-- INSTRUCTION --
Every line of the material below should be repeated exactly.

┌──

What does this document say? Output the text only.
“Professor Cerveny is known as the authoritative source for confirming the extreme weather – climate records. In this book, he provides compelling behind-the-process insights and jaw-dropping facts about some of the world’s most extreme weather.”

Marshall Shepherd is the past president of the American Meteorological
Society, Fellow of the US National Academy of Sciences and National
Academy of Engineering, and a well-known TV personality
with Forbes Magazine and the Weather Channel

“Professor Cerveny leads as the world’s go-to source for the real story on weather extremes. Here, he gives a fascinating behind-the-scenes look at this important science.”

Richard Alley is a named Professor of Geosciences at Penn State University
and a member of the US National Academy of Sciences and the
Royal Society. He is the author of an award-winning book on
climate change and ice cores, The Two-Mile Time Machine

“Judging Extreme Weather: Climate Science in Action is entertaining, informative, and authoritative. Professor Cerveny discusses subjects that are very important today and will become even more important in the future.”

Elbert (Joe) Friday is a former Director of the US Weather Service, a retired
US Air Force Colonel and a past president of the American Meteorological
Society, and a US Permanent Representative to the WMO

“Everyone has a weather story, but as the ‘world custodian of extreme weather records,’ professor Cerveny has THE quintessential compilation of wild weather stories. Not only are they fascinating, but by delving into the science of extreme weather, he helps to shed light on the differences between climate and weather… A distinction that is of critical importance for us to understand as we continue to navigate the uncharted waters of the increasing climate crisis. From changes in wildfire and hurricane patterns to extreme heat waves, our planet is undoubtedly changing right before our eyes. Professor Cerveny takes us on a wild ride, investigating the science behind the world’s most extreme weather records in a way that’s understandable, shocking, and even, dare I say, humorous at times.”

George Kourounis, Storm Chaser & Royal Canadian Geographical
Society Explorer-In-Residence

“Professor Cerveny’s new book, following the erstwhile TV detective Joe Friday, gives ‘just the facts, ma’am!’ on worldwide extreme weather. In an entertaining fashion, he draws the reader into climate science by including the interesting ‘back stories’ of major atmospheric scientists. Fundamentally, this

└──

-- WRITTEN SOLUTION --
What does this document say? Output the text only.
“Professor Cerveny is known as the authoritative source for confirming the extreme weather – climate records. In this book, he provides compelling behind-the-process insights and jaw-dropping facts about some of the world’s most extreme weather.”

Marshall Shepherd is the past president of the American Meteorological
Society, Fellow of the US National Academy of Sciences and National
Academy of Engineering, and a well-known TV personality
with Forbes Magazine and the Weather Channel

“Professor Cerveny leads as the world’s go-to source for the real story on weather extremes. Here, he gives a fascinating behind-the-scenes look at this important science.”

Richard Alley is a named Professor of Geosciences at Penn State University
and a member of the US National Academy of Sciences and the
Royal Society. He is the author of an award-winning book on
climate change and ice cores, The Two-Mile Time Machine

“Judging Extreme Weather: Climate Science in Action is entertaining, informative, and authoritative. Professor Cerveny discusses subjects that are very important today and will become even more important in the future.”

Elbert (Joe) Friday is a former Director of the US Weather Service, a retired
US Air Force Colonel and a past president of the American Meteorological
Society, and a US Permanent Representative to the WMO

“Everyone has a weather story, but as the ‘world custodian of extreme weather records,’ professor Cerveny has THE quintessential compilation of wild weather stories. Not only are they fascinating, but by delving into the science of extreme weather, he helps to shed light on the differences between climate and weather… A distinction that is of critical importance for us to understand as we continue to navigate the uncharted waters of the increasing climate crisis. From changes in wildfire and hurricane patterns to extreme heat waves, our planet is undoubtedly changing right before our eyes. Professor Cerveny takes us on a wild ride, investigating the science behind the world’s most extreme weather records in a way that’s understandable, shocking, and even, dare I say, humorous at times.”

George Kourounis, Storm Chaser & Royal Canadian Geographical
Society Explorer-In-Residence

“Professor Cerveny’s new book, following the erstwhile TV detective Joe Friday, gives ‘just the facts, ma’am!’ on worldwide extreme weather. In an entertaining fashion, he draws the reader into climate science by including the interesting ‘back stories’ of major atmospheric scientists. Fundamentally, this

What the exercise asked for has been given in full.